Sunday, April 18, 2010

Disaster, Anyone?



When the Soviet Union fell, there were many suspense and thriller writers who were crestfallen because they believed they would have nothing to write about. The Soviets were the perfect villains for the writers of fiction. They were powerful and seemed recklessly determined to dominate the world. The way their government officials dressed, and their military uniforms, had the visual effects needed to set the stage for almost anything. The aura of mystery that we called the Iron Curtain helped tremendously. While the Soviet Union might be on the garbage heap of history, the political entities that evolved have a greater potential for the imaginative writer.

Need another type of danger or disaster? What about the oil crisis. The possibility of energy shortages and the catastrophes they are sure to bring about, are almost too frightening to contemplate. What about medical or industrial accidents? What about the clever terrorist who gains control of the Internet and is able to penetrate the safeguards that protect the military, nuclear power facilities and our infrastructure? All we have to do is pick our disaster and scoot our chair up closer to the keyboard. The Internet has all of the technical details needed to flesh out the type of stories you have been itching to write. You don’t have to be Ian Fleming, Tom Clancy or Dan Brown in order to write them. As one small boy said in one of my horror stories, “The goblins are out there, Frankie. I think I hear them at the door.”

##########

Questions to answer –
**1.** Translate this sentence from the blog post into Spanish: "The Soviets were the perfect villains for the writers of fiction."
**2.** Reproduce everything in the blog post from "Sunday, April 18, 2010" down to "the imaginative writer.", keeping every word and punctuation mark unchanged.

##########

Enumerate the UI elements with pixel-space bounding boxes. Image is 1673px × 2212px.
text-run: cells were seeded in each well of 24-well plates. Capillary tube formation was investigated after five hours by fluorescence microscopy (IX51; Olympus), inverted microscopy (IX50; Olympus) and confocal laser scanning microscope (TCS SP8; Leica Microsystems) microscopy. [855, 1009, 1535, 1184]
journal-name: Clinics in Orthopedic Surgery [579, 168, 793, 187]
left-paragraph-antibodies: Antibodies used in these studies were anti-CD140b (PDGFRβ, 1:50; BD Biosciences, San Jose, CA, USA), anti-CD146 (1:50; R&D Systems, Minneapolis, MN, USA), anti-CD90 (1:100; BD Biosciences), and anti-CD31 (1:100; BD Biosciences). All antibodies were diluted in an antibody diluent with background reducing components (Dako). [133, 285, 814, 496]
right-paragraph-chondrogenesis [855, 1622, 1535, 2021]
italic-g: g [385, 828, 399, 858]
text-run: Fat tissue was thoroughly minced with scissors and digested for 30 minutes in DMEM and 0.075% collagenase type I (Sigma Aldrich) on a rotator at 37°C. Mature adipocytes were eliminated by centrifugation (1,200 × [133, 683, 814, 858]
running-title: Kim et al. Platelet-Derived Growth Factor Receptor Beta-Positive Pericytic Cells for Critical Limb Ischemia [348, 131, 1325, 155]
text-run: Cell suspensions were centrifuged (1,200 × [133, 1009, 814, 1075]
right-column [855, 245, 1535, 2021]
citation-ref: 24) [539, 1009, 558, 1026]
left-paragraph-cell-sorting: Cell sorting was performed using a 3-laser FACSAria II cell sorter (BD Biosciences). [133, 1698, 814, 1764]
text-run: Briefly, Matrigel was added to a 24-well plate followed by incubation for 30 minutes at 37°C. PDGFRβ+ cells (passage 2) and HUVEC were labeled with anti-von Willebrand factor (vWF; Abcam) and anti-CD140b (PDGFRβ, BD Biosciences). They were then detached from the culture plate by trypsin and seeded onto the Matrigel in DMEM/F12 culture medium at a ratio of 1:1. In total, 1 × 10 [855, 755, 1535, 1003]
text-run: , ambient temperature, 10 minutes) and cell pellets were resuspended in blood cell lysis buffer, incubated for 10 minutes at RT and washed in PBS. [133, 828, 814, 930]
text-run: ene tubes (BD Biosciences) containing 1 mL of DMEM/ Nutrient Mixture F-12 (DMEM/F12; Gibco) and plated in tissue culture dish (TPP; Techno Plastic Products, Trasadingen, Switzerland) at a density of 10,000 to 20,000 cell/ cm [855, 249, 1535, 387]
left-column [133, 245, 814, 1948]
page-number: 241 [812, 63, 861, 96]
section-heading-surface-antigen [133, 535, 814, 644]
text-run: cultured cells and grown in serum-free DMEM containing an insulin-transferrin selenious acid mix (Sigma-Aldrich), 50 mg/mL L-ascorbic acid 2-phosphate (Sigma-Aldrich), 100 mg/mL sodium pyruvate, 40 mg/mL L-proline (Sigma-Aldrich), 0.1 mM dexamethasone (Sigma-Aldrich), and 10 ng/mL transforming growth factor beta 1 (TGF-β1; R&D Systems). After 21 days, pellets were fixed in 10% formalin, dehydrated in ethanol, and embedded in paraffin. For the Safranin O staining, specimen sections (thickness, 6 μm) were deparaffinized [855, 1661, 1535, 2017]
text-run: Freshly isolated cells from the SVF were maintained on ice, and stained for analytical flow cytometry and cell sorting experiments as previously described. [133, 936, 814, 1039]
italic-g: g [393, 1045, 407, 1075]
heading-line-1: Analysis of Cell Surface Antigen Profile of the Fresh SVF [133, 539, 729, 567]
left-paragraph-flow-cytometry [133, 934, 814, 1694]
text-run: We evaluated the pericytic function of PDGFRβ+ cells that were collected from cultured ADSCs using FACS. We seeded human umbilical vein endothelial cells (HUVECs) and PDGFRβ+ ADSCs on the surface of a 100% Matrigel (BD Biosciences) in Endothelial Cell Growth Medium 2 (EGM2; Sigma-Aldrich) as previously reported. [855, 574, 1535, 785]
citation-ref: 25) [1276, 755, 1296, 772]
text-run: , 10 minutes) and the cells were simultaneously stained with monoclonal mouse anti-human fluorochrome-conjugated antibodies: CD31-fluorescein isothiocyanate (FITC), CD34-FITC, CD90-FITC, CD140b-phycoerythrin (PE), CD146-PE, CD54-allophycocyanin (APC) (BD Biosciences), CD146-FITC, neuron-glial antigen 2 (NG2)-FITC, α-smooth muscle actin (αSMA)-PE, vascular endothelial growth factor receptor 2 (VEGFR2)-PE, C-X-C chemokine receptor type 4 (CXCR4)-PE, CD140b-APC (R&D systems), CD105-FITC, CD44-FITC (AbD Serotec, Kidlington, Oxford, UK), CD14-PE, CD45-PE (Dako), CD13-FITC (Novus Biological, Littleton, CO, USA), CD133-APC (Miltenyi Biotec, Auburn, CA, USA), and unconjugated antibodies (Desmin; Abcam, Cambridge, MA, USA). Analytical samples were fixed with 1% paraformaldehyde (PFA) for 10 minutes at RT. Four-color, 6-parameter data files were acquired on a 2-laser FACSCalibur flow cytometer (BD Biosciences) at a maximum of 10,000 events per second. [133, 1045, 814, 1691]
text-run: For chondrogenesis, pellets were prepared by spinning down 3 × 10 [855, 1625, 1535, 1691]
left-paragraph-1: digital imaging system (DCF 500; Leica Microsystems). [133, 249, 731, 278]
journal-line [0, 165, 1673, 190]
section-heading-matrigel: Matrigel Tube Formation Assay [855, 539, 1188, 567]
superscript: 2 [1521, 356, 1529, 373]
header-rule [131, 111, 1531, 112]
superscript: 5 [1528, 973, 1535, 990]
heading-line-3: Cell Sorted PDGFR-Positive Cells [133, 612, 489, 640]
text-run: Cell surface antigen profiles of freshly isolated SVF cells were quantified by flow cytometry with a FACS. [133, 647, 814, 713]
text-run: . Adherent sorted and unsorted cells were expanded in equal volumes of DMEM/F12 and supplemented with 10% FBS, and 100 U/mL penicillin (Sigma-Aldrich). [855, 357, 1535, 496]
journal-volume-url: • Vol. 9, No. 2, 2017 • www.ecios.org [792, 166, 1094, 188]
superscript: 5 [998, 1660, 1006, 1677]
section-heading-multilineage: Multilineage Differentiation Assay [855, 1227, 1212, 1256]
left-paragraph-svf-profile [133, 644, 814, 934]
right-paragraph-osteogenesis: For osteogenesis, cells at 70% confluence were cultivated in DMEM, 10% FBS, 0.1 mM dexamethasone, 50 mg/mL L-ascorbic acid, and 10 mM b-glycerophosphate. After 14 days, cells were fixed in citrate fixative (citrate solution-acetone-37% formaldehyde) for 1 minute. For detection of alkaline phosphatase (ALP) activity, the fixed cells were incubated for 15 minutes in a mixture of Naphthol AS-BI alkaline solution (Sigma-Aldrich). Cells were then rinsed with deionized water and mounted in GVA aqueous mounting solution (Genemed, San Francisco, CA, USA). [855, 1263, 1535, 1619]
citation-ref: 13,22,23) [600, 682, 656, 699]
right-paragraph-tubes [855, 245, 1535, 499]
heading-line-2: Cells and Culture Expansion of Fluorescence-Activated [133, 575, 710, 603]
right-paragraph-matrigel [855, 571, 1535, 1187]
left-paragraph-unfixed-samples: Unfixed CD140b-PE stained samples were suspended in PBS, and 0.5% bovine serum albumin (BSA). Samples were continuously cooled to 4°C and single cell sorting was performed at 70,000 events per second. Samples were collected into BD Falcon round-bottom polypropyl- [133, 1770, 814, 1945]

##########

Results of the tasks –
**1.** Los soviéticos eran los villanos perfectos para los escritores de ficción.

**2.**
Sunday, April 18, 2010

Disaster, Anyone?



When the Soviet Union fell, there were many suspense and thriller writers who were crestfallen because they believed they would have nothing to write about. The Soviets were the perfect villains for the writers of fiction. They were powerful and seemed recklessly determined to dominate the world. The way their government officials dressed, and their military uniforms, had the visual effects needed to set the stage for almost anything. The aura of mystery that we called the Iron Curtain helped tremendously. While the Soviet Union might be on the garbage heap of history, the political entities that evolved have a greater potential for the imaginative writer.